_EXERCISE DATA_
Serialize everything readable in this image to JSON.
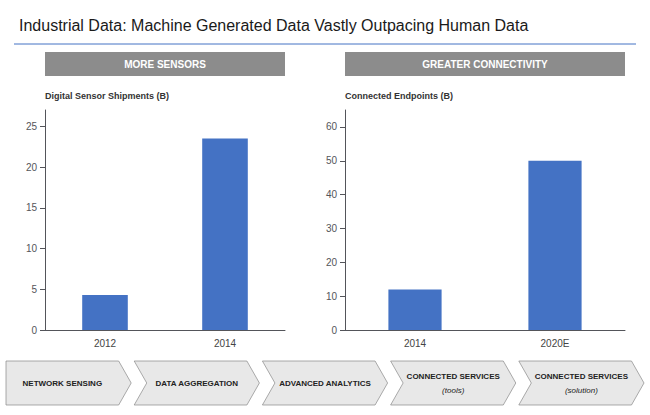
{
  "title": "Industrial Data: Machine Generated Data Vastly Outpacing Human Data",
  "chart_data": [
    {
      "type": "bar",
      "title": "MORE SENSORS",
      "ylabel": "Digital Sensor Shipments (B)",
      "categories": [
        "2012",
        "2014"
      ],
      "values": [
        4.3,
        23.5
      ],
      "color": "#4472C4",
      "ylim": [
        0,
        27
      ],
      "yticks": [
        0,
        5,
        10,
        15,
        20,
        25
      ],
      "grid": false
    },
    {
      "type": "bar",
      "title": "GREATER CONNECTIVITY",
      "ylabel": "Connected Endpoints (B)",
      "categories": [
        "2014",
        "2020E"
      ],
      "values": [
        12,
        50
      ],
      "color": "#4472C4",
      "ylim": [
        0,
        65
      ],
      "yticks": [
        0,
        10,
        20,
        30,
        40,
        50,
        60
      ],
      "grid": false
    }
  ],
  "annotations": [
    "NETWORK SENSING",
    "DATA AGGREGATION",
    "ADVANCED ANALYTICS",
    "CONNECTED SERVICES\n(tools)",
    "CONNECTED SERVICES\n(solution)"
  ]
}
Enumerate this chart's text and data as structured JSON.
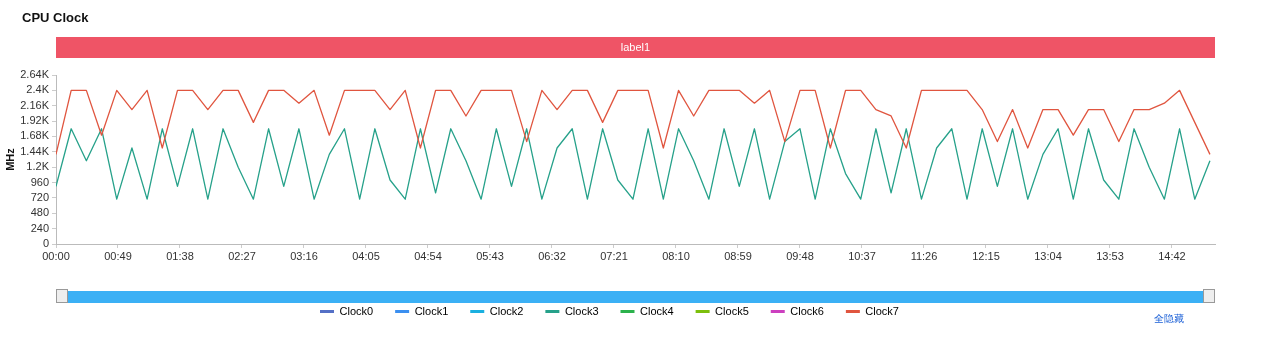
{
  "chart_data": {
    "type": "line",
    "title": "CPU Clock",
    "ylabel": "MHz",
    "x": [
      0,
      12,
      24,
      36,
      48,
      60,
      72,
      84,
      96,
      108,
      120,
      132,
      144,
      156,
      168,
      180,
      192,
      204,
      216,
      228,
      240,
      252,
      264,
      276,
      288,
      300,
      312,
      324,
      336,
      348,
      360,
      372,
      384,
      396,
      408,
      420,
      432,
      444,
      456,
      468,
      480,
      492,
      504,
      516,
      528,
      540,
      552,
      564,
      576,
      588,
      600,
      612,
      624,
      636,
      648,
      660,
      672,
      684,
      696,
      708,
      720,
      732,
      744,
      756,
      768,
      780,
      792,
      804,
      816,
      828,
      840,
      852,
      864,
      876,
      888,
      900,
      912
    ],
    "xlim": [
      0,
      916
    ],
    "xticks": [
      {
        "value": 0,
        "label": "00:00"
      },
      {
        "value": 49,
        "label": "00:49"
      },
      {
        "value": 98,
        "label": "01:38"
      },
      {
        "value": 147,
        "label": "02:27"
      },
      {
        "value": 196,
        "label": "03:16"
      },
      {
        "value": 245,
        "label": "04:05"
      },
      {
        "value": 294,
        "label": "04:54"
      },
      {
        "value": 343,
        "label": "05:43"
      },
      {
        "value": 392,
        "label": "06:32"
      },
      {
        "value": 441,
        "label": "07:21"
      },
      {
        "value": 490,
        "label": "08:10"
      },
      {
        "value": 539,
        "label": "08:59"
      },
      {
        "value": 588,
        "label": "09:48"
      },
      {
        "value": 637,
        "label": "10:37"
      },
      {
        "value": 686,
        "label": "11:26"
      },
      {
        "value": 735,
        "label": "12:15"
      },
      {
        "value": 784,
        "label": "13:04"
      },
      {
        "value": 833,
        "label": "13:53"
      },
      {
        "value": 882,
        "label": "14:42"
      }
    ],
    "ylim": [
      0,
      2640
    ],
    "yticks": [
      0,
      240,
      480,
      720,
      960,
      {
        "value": 1200,
        "label": "1.2K"
      },
      {
        "value": 1440,
        "label": "1.44K"
      },
      {
        "value": 1680,
        "label": "1.68K"
      },
      {
        "value": 1920,
        "label": "1.92K"
      },
      {
        "value": 2160,
        "label": "2.16K"
      },
      {
        "value": 2400,
        "label": "2.4K"
      },
      {
        "value": 2640,
        "label": "2.64K"
      }
    ],
    "grid": false,
    "legend": "bottom",
    "marker": "none",
    "line_style": "solid",
    "annotations": [
      "label1",
      "全隐藏"
    ],
    "series": [
      {
        "name": "Clock0",
        "color": "#5470c6",
        "values": [
          null,
          null,
          null,
          null,
          null,
          null,
          null,
          null,
          null,
          null,
          null,
          null,
          null,
          null,
          null,
          null,
          null,
          null,
          null,
          null,
          null,
          null,
          null,
          null,
          null,
          null,
          null,
          null,
          null,
          null,
          null,
          null,
          null,
          null,
          null,
          null,
          null,
          null,
          null,
          null,
          null,
          null,
          null,
          null,
          null,
          null,
          null,
          null,
          null,
          null,
          null,
          null,
          null,
          null,
          null,
          null,
          null,
          null,
          null,
          null,
          null,
          null,
          null,
          null,
          null,
          null,
          null,
          null,
          null,
          null,
          null,
          null,
          null,
          null,
          null,
          null,
          null
        ]
      },
      {
        "name": "Clock1",
        "color": "#3b8ff0",
        "values": [
          null,
          null,
          null,
          null,
          null,
          null,
          null,
          null,
          null,
          null,
          null,
          null,
          null,
          null,
          null,
          null,
          null,
          null,
          null,
          null,
          null,
          null,
          null,
          null,
          null,
          null,
          null,
          null,
          null,
          null,
          null,
          null,
          null,
          null,
          null,
          null,
          null,
          null,
          null,
          null,
          null,
          null,
          null,
          null,
          null,
          null,
          null,
          null,
          null,
          null,
          null,
          null,
          null,
          null,
          null,
          null,
          null,
          null,
          null,
          null,
          null,
          null,
          null,
          null,
          null,
          null,
          null,
          null,
          null,
          null,
          null,
          null,
          null,
          null,
          null,
          null,
          null
        ]
      },
      {
        "name": "Clock2",
        "color": "#1ab0e0",
        "values": [
          null,
          null,
          null,
          null,
          null,
          null,
          null,
          null,
          null,
          null,
          null,
          null,
          null,
          null,
          null,
          null,
          null,
          null,
          null,
          null,
          null,
          null,
          null,
          null,
          null,
          null,
          null,
          null,
          null,
          null,
          null,
          null,
          null,
          null,
          null,
          null,
          null,
          null,
          null,
          null,
          null,
          null,
          null,
          null,
          null,
          null,
          null,
          null,
          null,
          null,
          null,
          null,
          null,
          null,
          null,
          null,
          null,
          null,
          null,
          null,
          null,
          null,
          null,
          null,
          null,
          null,
          null,
          null,
          null,
          null,
          null,
          null,
          null,
          null,
          null,
          null,
          null
        ]
      },
      {
        "name": "Clock3",
        "color": "#26a18a",
        "values": [
          900,
          1800,
          1300,
          1800,
          700,
          1500,
          700,
          1800,
          900,
          1800,
          700,
          1800,
          1200,
          700,
          1800,
          900,
          1800,
          700,
          1400,
          1800,
          700,
          1800,
          1000,
          700,
          1800,
          800,
          1800,
          1300,
          700,
          1800,
          900,
          1800,
          700,
          1500,
          1800,
          700,
          1800,
          1000,
          700,
          1800,
          700,
          1800,
          1300,
          700,
          1800,
          900,
          1800,
          700,
          1600,
          1800,
          700,
          1800,
          1100,
          700,
          1800,
          800,
          1800,
          700,
          1500,
          1800,
          700,
          1800,
          900,
          1800,
          700,
          1400,
          1800,
          700,
          1800,
          1000,
          700,
          1800,
          1200,
          700,
          1800,
          700,
          1300
        ]
      },
      {
        "name": "Clock4",
        "color": "#2bb24c",
        "values": [
          null,
          null,
          null,
          null,
          null,
          null,
          null,
          null,
          null,
          null,
          null,
          null,
          null,
          null,
          null,
          null,
          null,
          null,
          null,
          null,
          null,
          null,
          null,
          null,
          null,
          null,
          null,
          null,
          null,
          null,
          null,
          null,
          null,
          null,
          null,
          null,
          null,
          null,
          null,
          null,
          null,
          null,
          null,
          null,
          null,
          null,
          null,
          null,
          null,
          null,
          null,
          null,
          null,
          null,
          null,
          null,
          null,
          null,
          null,
          null,
          null,
          null,
          null,
          null,
          null,
          null,
          null,
          null,
          null,
          null,
          null,
          null,
          null,
          null,
          null,
          null,
          null
        ]
      },
      {
        "name": "Clock5",
        "color": "#7cbf0c",
        "values": [
          null,
          null,
          null,
          null,
          null,
          null,
          null,
          null,
          null,
          null,
          null,
          null,
          null,
          null,
          null,
          null,
          null,
          null,
          null,
          null,
          null,
          null,
          null,
          null,
          null,
          null,
          null,
          null,
          null,
          null,
          null,
          null,
          null,
          null,
          null,
          null,
          null,
          null,
          null,
          null,
          null,
          null,
          null,
          null,
          null,
          null,
          null,
          null,
          null,
          null,
          null,
          null,
          null,
          null,
          null,
          null,
          null,
          null,
          null,
          null,
          null,
          null,
          null,
          null,
          null,
          null,
          null,
          null,
          null,
          null,
          null,
          null,
          null,
          null,
          null,
          null,
          null
        ]
      },
      {
        "name": "Clock6",
        "color": "#cc3fbf",
        "values": [
          null,
          null,
          null,
          null,
          null,
          null,
          null,
          null,
          null,
          null,
          null,
          null,
          null,
          null,
          null,
          null,
          null,
          null,
          null,
          null,
          null,
          null,
          null,
          null,
          null,
          null,
          null,
          null,
          null,
          null,
          null,
          null,
          null,
          null,
          null,
          null,
          null,
          null,
          null,
          null,
          null,
          null,
          null,
          null,
          null,
          null,
          null,
          null,
          null,
          null,
          null,
          null,
          null,
          null,
          null,
          null,
          null,
          null,
          null,
          null,
          null,
          null,
          null,
          null,
          null,
          null,
          null,
          null,
          null,
          null,
          null,
          null,
          null,
          null,
          null,
          null,
          null
        ]
      },
      {
        "name": "Clock7",
        "color": "#e0553f",
        "values": [
          1400,
          2400,
          2400,
          1700,
          2400,
          2100,
          2400,
          1500,
          2400,
          2400,
          2100,
          2400,
          2400,
          1900,
          2400,
          2400,
          2200,
          2400,
          1700,
          2400,
          2400,
          2400,
          2100,
          2400,
          1500,
          2400,
          2400,
          2000,
          2400,
          2400,
          2400,
          1600,
          2400,
          2100,
          2400,
          2400,
          1900,
          2400,
          2400,
          2400,
          1500,
          2400,
          2000,
          2400,
          2400,
          2400,
          2200,
          2400,
          1600,
          2400,
          2400,
          1500,
          2400,
          2400,
          2100,
          2000,
          1500,
          2400,
          2400,
          2400,
          2400,
          2100,
          1600,
          2100,
          1500,
          2100,
          2100,
          1700,
          2100,
          2100,
          1600,
          2100,
          2100,
          2200,
          2400,
          1900,
          1400
        ]
      }
    ]
  }
}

_SET TASK_
Using the data above, copy each line that contains "color".

_TASK ANSWER_
      "color": "#4472C4",
      "color": "#4472C4",
        "color": "#5470c6",
        "color": "#3b8ff0",
        "color": "#1ab0e0",
        "color": "#26a18a",
        "color": "#2bb24c",
        "color": "#7cbf0c",
        "color": "#cc3fbf",
        "color": "#e0553f",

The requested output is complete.